Short exercise:
Please swap "uk-flag-icon" for "gb-flag-icon" in the data from the line with "Give me the" to the line with "footer-about[interactable]: O projekcie: [108, 452, 191, 482]", and give back only those lines with everything else unchanged.
● ● ● ●
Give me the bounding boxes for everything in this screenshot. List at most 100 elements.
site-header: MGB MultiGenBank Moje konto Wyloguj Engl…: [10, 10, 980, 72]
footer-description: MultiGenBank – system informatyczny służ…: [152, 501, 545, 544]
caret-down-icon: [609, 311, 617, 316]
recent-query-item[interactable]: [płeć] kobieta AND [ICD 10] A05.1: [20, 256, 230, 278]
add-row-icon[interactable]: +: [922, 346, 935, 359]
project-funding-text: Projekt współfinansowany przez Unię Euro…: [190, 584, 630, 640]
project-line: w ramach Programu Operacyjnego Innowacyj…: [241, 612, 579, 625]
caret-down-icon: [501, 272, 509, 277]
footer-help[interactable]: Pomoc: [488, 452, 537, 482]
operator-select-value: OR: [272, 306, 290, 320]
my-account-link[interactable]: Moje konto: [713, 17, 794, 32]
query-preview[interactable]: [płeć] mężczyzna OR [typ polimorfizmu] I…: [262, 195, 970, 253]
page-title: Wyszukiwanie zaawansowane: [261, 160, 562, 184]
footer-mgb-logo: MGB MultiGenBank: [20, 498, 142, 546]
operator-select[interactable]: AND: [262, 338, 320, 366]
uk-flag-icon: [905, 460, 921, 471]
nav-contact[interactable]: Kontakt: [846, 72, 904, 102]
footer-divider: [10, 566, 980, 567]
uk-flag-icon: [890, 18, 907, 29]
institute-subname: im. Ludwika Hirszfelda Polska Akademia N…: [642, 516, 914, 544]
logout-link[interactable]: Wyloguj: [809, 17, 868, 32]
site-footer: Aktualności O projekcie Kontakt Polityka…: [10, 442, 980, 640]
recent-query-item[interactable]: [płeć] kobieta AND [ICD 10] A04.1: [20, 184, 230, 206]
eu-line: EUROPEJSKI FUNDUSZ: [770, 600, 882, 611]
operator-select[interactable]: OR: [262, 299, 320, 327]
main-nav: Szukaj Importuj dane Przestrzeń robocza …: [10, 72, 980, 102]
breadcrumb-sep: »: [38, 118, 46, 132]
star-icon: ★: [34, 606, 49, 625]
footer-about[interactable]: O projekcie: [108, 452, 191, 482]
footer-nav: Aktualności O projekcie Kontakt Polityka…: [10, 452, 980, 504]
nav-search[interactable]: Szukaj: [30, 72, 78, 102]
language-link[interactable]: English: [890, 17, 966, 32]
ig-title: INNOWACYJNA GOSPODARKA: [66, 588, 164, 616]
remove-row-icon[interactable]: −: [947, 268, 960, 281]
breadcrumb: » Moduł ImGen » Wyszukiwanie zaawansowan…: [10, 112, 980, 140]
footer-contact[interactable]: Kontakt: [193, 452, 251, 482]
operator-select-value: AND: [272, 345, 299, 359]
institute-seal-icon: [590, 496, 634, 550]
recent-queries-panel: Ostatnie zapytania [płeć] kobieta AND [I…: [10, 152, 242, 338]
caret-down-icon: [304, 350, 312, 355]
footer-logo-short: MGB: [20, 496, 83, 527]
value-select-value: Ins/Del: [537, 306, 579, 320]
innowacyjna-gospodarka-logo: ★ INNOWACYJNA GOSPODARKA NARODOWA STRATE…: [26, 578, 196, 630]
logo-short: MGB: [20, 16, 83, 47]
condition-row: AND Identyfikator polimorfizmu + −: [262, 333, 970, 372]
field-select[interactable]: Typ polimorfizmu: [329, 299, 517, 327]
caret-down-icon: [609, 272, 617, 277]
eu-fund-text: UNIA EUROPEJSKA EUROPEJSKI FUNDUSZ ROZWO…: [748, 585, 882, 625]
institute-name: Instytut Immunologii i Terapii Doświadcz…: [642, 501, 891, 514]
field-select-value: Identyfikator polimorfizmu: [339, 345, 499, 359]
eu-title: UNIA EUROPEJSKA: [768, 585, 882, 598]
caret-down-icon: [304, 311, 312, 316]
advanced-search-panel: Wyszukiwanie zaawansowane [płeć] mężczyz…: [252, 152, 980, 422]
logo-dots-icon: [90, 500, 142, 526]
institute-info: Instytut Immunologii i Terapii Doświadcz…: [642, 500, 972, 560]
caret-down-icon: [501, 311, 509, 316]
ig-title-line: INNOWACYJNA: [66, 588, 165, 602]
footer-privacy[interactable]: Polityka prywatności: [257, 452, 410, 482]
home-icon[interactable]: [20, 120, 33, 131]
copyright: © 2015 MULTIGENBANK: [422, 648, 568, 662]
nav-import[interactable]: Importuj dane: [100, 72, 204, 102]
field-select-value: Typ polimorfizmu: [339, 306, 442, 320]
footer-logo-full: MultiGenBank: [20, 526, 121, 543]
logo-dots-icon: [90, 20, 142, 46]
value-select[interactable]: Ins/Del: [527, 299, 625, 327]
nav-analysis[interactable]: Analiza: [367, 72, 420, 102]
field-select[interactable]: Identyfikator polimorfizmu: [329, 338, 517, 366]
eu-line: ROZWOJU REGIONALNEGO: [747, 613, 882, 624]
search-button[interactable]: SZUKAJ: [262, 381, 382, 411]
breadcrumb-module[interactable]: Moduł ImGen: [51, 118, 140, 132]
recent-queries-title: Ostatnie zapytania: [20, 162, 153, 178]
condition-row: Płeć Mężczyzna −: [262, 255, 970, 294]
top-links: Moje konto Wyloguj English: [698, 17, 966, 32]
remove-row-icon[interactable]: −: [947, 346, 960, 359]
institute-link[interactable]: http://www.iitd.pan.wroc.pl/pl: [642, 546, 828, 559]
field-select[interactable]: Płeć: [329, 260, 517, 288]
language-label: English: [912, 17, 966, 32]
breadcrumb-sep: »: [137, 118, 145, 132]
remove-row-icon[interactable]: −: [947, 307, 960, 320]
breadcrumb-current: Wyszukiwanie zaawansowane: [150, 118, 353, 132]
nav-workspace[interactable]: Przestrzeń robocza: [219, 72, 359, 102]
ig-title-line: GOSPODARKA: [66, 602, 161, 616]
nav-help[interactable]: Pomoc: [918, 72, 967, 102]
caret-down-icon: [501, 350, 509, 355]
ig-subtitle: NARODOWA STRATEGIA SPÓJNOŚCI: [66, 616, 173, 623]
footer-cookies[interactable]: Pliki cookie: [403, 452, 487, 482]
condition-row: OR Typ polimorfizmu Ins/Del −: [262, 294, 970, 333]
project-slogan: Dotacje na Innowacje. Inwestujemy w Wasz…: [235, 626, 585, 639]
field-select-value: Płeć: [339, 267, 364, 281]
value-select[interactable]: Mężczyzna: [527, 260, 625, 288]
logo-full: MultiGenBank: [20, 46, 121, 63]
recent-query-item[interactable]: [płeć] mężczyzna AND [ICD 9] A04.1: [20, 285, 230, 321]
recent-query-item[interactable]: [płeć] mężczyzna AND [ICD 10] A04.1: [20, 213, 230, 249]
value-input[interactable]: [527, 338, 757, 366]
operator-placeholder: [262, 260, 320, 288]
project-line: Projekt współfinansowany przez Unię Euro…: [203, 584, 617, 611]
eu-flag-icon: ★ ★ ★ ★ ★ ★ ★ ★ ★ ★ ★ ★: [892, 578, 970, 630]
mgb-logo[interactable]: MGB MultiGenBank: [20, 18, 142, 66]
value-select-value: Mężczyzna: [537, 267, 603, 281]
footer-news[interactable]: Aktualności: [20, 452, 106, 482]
● ● ● ●
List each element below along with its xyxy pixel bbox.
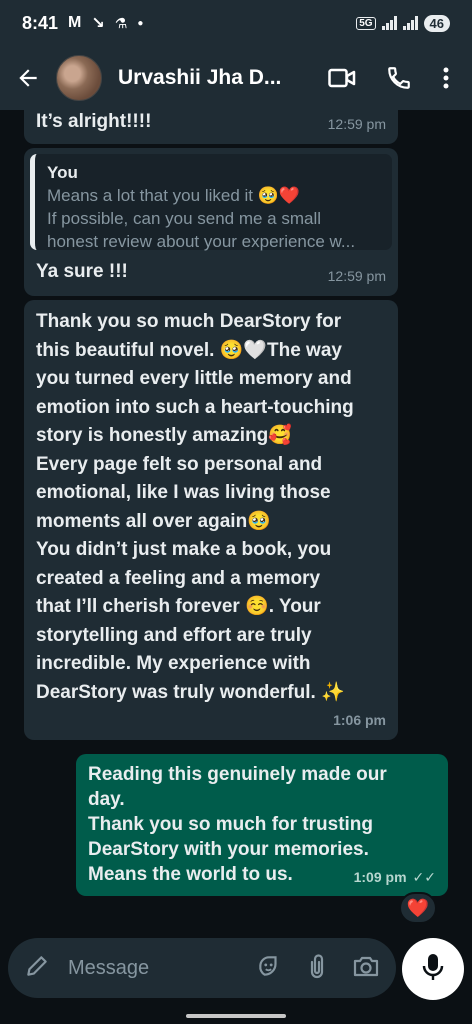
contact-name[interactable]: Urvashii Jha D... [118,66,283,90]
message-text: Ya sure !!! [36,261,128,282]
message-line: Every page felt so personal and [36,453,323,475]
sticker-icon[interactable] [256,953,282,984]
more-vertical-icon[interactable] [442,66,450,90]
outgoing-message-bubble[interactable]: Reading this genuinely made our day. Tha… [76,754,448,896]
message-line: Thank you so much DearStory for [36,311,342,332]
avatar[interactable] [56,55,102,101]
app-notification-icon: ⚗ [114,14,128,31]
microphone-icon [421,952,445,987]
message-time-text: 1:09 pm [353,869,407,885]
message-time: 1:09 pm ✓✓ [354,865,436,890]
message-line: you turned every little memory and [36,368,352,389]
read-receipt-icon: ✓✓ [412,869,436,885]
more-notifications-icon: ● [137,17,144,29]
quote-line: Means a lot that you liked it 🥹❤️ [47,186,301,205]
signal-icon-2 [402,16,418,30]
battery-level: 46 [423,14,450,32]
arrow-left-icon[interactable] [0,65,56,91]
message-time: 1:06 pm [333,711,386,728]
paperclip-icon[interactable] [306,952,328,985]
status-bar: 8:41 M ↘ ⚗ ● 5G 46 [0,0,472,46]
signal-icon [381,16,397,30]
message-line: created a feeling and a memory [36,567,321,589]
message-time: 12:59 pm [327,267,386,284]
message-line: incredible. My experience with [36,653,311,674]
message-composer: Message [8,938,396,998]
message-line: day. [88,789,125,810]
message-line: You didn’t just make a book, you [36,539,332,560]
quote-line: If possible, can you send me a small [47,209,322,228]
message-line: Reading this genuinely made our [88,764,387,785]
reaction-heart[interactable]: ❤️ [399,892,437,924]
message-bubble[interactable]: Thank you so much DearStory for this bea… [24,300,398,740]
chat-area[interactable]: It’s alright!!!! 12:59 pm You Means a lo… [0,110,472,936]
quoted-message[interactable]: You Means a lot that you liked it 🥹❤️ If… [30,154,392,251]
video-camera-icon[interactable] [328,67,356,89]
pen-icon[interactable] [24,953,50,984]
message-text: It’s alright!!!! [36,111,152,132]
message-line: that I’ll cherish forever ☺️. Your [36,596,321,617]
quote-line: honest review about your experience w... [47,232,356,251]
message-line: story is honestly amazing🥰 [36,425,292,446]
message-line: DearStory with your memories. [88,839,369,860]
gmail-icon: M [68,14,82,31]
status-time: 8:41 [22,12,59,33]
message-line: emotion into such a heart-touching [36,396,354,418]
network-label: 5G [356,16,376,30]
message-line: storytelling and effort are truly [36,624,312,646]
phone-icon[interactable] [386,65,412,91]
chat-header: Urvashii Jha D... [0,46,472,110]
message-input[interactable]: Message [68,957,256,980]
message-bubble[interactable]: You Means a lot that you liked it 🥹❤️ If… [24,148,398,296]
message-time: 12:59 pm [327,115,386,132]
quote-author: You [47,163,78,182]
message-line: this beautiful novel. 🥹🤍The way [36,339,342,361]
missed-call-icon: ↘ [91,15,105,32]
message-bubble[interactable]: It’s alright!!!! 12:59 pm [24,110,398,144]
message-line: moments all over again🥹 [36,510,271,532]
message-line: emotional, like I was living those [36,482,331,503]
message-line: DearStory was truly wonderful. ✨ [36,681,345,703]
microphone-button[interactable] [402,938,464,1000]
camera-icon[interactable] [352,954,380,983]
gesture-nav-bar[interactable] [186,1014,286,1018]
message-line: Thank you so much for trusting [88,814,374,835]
● ● ● ●
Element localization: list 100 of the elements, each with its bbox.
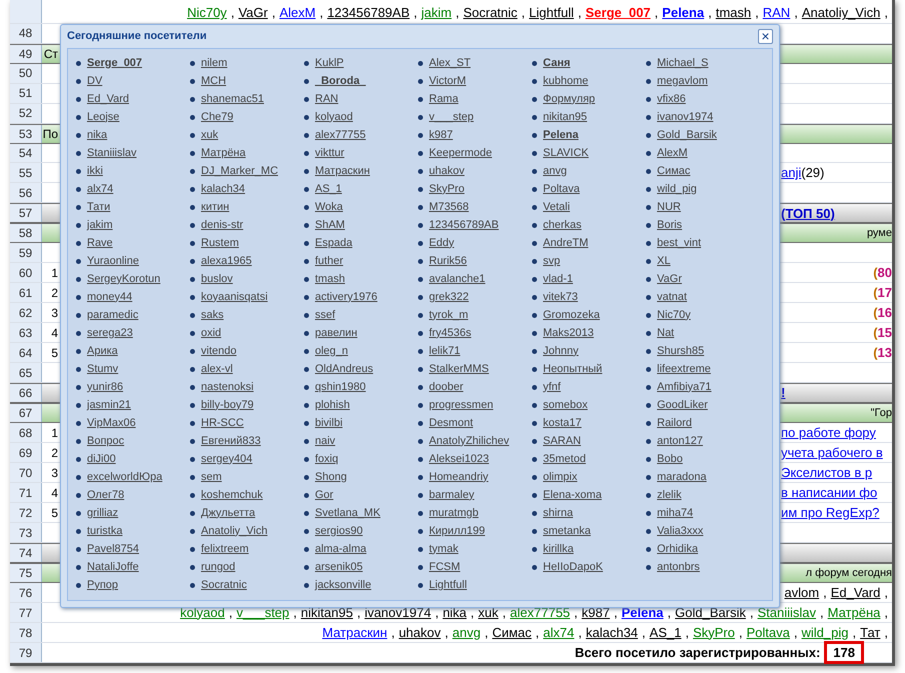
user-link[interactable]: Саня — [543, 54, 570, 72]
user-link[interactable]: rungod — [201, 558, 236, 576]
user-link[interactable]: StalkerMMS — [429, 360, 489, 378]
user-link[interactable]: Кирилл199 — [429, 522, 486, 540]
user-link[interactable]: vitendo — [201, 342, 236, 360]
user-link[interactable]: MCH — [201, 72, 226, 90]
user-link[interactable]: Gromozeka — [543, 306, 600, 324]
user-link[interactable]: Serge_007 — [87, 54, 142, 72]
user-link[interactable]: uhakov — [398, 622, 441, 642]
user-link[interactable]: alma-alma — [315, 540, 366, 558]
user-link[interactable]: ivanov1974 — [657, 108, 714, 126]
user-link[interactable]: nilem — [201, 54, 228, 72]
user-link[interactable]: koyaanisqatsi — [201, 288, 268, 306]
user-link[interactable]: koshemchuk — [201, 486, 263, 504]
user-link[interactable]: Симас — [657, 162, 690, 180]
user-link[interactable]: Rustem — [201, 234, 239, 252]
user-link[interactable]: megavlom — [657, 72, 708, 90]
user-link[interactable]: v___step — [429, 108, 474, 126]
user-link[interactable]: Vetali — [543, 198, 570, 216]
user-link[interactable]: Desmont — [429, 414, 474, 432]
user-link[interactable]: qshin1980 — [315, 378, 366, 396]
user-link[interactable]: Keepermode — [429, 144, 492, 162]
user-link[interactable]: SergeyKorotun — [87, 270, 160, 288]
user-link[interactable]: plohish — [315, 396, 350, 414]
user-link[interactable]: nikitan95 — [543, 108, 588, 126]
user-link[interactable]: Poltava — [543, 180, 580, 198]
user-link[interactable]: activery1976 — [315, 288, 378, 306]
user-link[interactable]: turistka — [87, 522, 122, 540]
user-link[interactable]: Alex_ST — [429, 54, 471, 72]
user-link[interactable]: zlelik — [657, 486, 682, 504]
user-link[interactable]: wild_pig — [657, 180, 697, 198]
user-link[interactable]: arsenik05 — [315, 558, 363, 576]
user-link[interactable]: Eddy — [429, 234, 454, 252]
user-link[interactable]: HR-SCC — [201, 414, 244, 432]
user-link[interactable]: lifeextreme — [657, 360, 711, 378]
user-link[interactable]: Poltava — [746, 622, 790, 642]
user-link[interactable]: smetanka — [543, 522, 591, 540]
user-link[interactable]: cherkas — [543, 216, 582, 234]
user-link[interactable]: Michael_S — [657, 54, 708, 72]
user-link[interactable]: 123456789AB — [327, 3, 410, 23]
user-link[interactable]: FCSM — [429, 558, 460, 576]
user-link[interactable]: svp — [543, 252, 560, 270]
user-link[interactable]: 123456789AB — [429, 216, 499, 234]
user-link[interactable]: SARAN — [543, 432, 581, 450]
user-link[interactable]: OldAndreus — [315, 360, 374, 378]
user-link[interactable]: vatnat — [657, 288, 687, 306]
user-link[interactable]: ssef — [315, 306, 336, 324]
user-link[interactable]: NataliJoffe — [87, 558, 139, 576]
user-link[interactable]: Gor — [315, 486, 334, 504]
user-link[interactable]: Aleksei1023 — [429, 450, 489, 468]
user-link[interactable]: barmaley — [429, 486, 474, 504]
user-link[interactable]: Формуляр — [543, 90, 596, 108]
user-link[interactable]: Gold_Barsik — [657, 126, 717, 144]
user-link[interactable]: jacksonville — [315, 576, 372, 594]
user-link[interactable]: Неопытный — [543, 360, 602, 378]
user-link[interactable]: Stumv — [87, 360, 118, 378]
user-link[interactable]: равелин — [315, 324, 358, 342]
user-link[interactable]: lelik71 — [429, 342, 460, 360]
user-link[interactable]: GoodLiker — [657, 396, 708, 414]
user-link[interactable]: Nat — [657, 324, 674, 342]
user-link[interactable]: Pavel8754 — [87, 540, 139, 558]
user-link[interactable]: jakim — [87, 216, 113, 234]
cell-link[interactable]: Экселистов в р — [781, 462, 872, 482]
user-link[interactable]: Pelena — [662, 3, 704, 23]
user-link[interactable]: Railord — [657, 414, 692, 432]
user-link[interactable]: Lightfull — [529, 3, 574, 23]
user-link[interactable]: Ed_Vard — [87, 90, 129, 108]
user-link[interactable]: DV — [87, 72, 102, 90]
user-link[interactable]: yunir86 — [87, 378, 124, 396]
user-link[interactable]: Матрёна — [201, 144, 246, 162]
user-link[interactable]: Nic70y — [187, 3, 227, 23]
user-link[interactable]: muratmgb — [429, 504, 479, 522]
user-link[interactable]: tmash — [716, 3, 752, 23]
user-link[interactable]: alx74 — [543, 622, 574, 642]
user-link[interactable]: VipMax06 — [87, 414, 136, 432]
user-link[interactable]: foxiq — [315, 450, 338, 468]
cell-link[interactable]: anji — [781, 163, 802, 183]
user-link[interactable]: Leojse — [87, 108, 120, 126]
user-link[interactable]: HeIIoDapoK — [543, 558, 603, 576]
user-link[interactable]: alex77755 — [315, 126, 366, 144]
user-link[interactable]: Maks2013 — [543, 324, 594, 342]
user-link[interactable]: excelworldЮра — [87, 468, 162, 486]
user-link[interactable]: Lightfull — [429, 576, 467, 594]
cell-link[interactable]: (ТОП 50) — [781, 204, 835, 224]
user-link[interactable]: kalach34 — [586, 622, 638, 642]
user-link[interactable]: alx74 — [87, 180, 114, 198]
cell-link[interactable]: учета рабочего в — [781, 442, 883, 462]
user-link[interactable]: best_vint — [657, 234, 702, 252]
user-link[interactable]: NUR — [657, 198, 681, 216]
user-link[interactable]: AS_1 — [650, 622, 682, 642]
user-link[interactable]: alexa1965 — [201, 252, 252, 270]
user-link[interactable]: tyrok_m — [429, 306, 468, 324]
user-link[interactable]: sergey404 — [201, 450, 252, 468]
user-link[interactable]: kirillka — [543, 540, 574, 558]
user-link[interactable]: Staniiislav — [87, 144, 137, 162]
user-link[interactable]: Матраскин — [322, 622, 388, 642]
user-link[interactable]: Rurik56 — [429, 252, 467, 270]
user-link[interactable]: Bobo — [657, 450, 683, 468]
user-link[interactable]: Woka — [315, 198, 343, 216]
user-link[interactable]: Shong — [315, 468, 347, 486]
● ● ● ●
Final result:
Give me the bounding boxes for everything in this screenshot. List at most 100 elements.
site-header: MGB MultiGenBank Moje konto Wyloguj Engl…: [10, 10, 980, 72]
footer-description: MultiGenBank – system informatyczny służ…: [152, 501, 545, 544]
caret-down-icon: [609, 311, 617, 316]
recent-query-item[interactable]: [płeć] kobieta AND [ICD 10] A05.1: [20, 256, 230, 278]
add-row-icon[interactable]: +: [922, 346, 935, 359]
project-funding-text: Projekt współfinansowany przez Unię Euro…: [190, 584, 630, 640]
project-line: w ramach Programu Operacyjnego Innowacyj…: [241, 612, 579, 625]
caret-down-icon: [501, 272, 509, 277]
footer-help[interactable]: Pomoc: [488, 452, 537, 482]
operator-select-value: OR: [272, 306, 290, 320]
my-account-link[interactable]: Moje konto: [713, 17, 794, 32]
query-preview[interactable]: [płeć] mężczyzna OR [typ polimorfizmu] I…: [262, 195, 970, 253]
page-title: Wyszukiwanie zaawansowane: [261, 160, 562, 184]
footer-mgb-logo: MGB MultiGenBank: [20, 498, 142, 546]
operator-select[interactable]: AND: [262, 338, 320, 366]
gb-flag-icon: [905, 460, 921, 471]
nav-contact[interactable]: Kontakt: [846, 72, 904, 102]
footer-divider: [10, 566, 980, 567]
gb-flag-icon: [890, 18, 907, 29]
institute-subname: im. Ludwika Hirszfelda Polska Akademia N…: [642, 516, 914, 544]
logout-link[interactable]: Wyloguj: [809, 17, 868, 32]
site-footer: Aktualności O projekcie Kontakt Polityka…: [10, 442, 980, 640]
recent-query-item[interactable]: [płeć] kobieta AND [ICD 10] A04.1: [20, 184, 230, 206]
eu-line: EUROPEJSKI FUNDUSZ: [770, 600, 882, 611]
operator-select[interactable]: OR: [262, 299, 320, 327]
main-nav: Szukaj Importuj dane Przestrzeń robocza …: [10, 72, 980, 102]
breadcrumb-sep: »: [38, 118, 46, 132]
star-icon: ★: [34, 606, 49, 625]
footer-about[interactable]: O projekcie: [108, 452, 191, 482]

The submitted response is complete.